■ **Task objective**: In the material below, identify each line bearing the word "Distance". Reproduce those lines.

■ **Given data**:

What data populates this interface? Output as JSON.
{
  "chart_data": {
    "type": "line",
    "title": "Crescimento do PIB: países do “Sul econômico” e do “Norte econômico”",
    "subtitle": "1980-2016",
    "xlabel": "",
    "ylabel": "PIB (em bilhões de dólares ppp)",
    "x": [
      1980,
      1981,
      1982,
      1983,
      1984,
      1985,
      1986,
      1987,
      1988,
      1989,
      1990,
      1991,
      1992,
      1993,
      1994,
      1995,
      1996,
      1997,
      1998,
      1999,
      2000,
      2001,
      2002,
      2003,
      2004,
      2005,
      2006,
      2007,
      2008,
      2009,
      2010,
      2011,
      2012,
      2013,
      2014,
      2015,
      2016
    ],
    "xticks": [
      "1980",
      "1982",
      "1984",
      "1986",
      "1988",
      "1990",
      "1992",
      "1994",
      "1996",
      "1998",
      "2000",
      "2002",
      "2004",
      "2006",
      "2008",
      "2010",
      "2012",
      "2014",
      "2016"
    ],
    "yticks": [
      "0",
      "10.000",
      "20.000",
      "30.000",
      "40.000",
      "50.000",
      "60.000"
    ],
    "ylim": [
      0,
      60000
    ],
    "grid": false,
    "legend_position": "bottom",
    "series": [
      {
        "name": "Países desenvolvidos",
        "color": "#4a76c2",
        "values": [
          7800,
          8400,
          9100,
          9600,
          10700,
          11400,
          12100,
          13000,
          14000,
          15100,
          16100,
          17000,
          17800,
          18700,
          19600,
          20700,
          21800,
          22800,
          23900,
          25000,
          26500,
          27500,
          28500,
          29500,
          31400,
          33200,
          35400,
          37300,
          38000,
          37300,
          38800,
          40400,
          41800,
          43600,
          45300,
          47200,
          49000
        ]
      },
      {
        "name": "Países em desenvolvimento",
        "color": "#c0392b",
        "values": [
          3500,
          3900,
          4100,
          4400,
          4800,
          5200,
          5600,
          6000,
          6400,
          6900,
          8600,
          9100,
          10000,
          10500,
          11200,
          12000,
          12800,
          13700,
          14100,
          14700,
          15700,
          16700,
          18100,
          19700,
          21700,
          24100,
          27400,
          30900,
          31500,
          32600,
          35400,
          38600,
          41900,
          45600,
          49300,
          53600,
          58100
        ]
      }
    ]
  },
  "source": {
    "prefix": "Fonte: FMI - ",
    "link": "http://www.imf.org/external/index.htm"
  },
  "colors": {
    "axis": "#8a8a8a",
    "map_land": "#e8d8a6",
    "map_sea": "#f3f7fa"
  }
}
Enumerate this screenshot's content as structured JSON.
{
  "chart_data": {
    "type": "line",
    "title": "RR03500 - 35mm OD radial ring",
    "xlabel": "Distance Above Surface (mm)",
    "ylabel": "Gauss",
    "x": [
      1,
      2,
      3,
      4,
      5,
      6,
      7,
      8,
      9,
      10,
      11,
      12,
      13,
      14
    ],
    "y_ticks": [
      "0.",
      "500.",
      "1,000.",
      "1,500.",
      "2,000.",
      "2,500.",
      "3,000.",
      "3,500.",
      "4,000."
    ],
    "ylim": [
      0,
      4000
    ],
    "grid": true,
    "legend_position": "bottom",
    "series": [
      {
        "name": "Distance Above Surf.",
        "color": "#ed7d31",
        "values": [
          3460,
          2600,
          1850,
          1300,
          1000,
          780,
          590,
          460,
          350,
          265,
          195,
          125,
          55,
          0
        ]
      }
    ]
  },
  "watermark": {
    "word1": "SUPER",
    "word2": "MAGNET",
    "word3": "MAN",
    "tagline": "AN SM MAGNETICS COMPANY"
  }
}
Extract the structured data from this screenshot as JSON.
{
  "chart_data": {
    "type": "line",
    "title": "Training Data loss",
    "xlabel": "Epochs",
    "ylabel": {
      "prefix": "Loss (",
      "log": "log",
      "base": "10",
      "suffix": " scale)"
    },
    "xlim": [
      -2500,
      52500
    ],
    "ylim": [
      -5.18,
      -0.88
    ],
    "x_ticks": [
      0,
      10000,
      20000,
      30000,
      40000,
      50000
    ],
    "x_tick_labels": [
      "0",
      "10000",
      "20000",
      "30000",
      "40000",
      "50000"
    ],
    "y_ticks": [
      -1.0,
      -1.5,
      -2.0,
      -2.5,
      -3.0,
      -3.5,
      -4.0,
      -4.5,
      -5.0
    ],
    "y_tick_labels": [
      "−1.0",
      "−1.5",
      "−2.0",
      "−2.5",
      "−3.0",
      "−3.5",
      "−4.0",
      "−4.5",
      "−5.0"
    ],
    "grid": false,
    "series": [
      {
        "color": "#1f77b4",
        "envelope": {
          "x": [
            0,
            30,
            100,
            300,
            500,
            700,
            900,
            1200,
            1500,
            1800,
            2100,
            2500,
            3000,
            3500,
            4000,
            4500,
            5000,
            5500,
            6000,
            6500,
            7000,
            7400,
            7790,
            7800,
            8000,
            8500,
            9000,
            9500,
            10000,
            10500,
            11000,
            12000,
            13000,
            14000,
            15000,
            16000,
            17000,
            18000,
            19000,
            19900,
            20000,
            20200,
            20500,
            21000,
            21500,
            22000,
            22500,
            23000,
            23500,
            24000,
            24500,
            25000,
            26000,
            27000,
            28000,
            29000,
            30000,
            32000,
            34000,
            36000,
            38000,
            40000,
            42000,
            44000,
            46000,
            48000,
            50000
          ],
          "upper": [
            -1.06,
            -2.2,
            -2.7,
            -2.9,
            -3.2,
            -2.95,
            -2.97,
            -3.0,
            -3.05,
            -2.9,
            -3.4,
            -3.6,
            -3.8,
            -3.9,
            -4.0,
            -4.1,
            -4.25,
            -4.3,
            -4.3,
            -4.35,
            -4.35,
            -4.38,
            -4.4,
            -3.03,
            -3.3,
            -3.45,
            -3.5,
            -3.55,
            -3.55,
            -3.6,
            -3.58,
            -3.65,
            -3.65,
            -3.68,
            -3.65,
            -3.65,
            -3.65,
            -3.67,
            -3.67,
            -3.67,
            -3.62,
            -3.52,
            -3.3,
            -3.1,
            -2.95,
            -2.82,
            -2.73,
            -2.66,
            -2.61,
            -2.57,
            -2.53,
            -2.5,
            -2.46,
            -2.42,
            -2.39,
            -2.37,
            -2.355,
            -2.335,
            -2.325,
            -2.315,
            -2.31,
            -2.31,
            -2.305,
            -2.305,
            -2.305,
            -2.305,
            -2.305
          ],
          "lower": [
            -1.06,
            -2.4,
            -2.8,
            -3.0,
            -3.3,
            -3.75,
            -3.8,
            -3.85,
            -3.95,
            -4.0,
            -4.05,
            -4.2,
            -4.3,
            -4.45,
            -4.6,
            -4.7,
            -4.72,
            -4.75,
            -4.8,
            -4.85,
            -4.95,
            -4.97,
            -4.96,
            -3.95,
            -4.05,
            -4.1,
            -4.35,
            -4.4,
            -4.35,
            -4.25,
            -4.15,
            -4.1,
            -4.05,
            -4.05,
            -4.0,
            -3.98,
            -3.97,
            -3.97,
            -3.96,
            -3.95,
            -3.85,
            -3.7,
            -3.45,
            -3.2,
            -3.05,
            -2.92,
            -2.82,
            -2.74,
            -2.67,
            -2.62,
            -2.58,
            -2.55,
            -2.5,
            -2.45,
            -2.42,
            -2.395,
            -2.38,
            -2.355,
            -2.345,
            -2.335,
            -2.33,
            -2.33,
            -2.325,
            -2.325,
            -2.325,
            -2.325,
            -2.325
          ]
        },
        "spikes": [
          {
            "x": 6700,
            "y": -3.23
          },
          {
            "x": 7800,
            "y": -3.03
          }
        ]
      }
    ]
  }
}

■ **Task result**:
    "xlabel": "Distance Above Surface (mm)",
        "name": "Distance Above Surf.",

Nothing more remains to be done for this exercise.